§ What you will do: Reproduce this listing in full.
§
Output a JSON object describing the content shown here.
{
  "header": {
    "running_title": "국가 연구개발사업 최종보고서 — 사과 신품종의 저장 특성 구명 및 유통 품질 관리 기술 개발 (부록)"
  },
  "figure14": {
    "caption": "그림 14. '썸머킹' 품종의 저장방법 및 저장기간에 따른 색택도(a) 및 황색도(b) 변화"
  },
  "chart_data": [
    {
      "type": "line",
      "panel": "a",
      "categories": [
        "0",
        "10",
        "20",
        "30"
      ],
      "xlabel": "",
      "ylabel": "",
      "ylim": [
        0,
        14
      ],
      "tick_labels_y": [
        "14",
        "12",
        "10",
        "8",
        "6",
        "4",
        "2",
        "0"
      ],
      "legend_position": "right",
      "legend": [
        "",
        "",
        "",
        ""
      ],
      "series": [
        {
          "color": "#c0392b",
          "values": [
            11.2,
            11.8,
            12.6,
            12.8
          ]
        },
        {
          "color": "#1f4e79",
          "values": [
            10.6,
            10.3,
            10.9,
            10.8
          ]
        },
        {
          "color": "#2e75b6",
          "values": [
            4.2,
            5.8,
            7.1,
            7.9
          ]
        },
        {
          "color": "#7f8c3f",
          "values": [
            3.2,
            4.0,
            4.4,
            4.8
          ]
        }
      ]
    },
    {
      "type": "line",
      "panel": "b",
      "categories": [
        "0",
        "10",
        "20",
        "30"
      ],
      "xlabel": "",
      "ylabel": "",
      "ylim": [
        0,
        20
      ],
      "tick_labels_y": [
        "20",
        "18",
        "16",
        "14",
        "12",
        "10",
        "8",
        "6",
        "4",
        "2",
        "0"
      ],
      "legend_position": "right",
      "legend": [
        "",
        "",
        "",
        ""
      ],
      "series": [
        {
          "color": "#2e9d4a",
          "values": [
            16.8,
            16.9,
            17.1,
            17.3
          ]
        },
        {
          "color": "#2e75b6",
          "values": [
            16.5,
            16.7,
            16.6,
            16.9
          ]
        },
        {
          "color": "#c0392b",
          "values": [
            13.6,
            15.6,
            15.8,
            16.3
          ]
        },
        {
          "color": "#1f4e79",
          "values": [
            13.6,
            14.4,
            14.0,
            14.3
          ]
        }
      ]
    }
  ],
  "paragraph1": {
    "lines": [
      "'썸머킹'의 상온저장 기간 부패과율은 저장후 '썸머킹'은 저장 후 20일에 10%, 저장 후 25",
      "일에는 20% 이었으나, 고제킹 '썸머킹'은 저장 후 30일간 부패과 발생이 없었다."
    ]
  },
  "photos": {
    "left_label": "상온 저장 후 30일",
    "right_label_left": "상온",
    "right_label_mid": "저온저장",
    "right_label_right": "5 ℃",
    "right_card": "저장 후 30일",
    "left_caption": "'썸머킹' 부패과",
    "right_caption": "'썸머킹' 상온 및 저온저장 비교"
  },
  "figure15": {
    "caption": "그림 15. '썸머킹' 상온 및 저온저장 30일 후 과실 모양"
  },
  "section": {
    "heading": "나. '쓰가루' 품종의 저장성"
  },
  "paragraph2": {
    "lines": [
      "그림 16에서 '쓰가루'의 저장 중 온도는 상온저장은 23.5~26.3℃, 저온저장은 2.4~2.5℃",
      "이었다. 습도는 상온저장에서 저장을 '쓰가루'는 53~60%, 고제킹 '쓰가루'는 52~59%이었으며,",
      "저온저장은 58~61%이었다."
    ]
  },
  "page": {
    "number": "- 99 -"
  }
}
§
§ Solution to the problem:
Output a JSON object describing the content shown here.
{
  "header": {
    "running_title": "국가 연구개발사업 최종보고서 — 사과 신품종의 저장 특성 구명 및 유통 품질 관리 기술 개발 (부록)"
  },
  "figure14": {
    "caption": "그림 14. '썸머킹' 품종의 저장방법 및 저장기간에 따른 색택도(a) 및 황색도(b) 변화"
  },
  "chart_data": [
    {
      "type": "line",
      "panel": "a",
      "categories": [
        "0",
        "10",
        "20",
        "30"
      ],
      "xlabel": "",
      "ylabel": "",
      "ylim": [
        0,
        14
      ],
      "tick_labels_y": [
        "14",
        "12",
        "10",
        "8",
        "6",
        "4",
        "2",
        "0"
      ],
      "legend_position": "right",
      "legend": [
        "",
        "",
        "",
        ""
      ],
      "series": [
        {
          "color": "#c0392b",
          "values": [
            11.2,
            11.8,
            12.6,
            12.8
          ]
        },
        {
          "color": "#1f4e79",
          "values": [
            10.6,
            10.3,
            10.9,
            10.8
          ]
        },
        {
          "color": "#2e75b6",
          "values": [
            4.2,
            5.8,
            7.1,
            7.9
          ]
        },
        {
          "color": "#7f8c3f",
          "values": [
            3.2,
            4.0,
            4.4,
            4.8
          ]
        }
      ]
    },
    {
      "type": "line",
      "panel": "b",
      "categories": [
        "0",
        "10",
        "20",
        "30"
      ],
      "xlabel": "",
      "ylabel": "",
      "ylim": [
        0,
        20
      ],
      "tick_labels_y": [
        "20",
        "18",
        "16",
        "14",
        "12",
        "10",
        "8",
        "6",
        "4",
        "2",
        "0"
      ],
      "legend_position": "right",
      "legend": [
        "",
        "",
        "",
        ""
      ],
      "series": [
        {
          "color": "#2e9d4a",
          "values": [
            16.8,
            16.9,
            17.1,
            17.3
          ]
        },
        {
          "color": "#2e75b6",
          "values": [
            16.5,
            16.7,
            16.6,
            16.9
          ]
        },
        {
          "color": "#c0392b",
          "values": [
            13.6,
            15.6,
            15.8,
            16.3
          ]
        },
        {
          "color": "#1f4e79",
          "values": [
            13.6,
            14.4,
            14.0,
            14.3
          ]
        }
      ]
    }
  ],
  "paragraph1": {
    "lines": [
      "'썸머킹'의 상온저장 기간 부패과율은 저장후 '썸머킹'은 저장 후 20일에 10%, 저장 후 25",
      "일에는 20% 이었으나, 고제킹 '썸머킹'은 저장 후 30일간 부패과 발생이 없었다."
    ]
  },
  "photos": {
    "left_label": "상온 저장 후 30일",
    "right_label_left": "상온",
    "right_label_mid": "저온저장",
    "right_label_right": "5 ℃",
    "right_card": "저장 후 30일",
    "left_caption": "'썸머킹' 부패과",
    "right_caption": "'썸머킹' 상온 및 저온저장 비교"
  },
  "figure15": {
    "caption": "그림 15. '썸머킹' 상온 및 저온저장 30일 후 과실 모양"
  },
  "section": {
    "heading": "나. '쓰가루' 품종의 저장성"
  },
  "paragraph2": {
    "lines": [
      "그림 16에서 '쓰가루'의 저장 중 온도는 상온저장은 23.5~26.3℃, 저온저장은 2.4~2.5℃",
      "이었다. 습도는 상온저장에서 저장을 '쓰가루'는 53~60%, 고제킹 '쓰가루'는 52~59%이었으며,",
      "저온저장은 58~61%이었다."
    ]
  },
  "page": {
    "number": "- 99 -"
  }
}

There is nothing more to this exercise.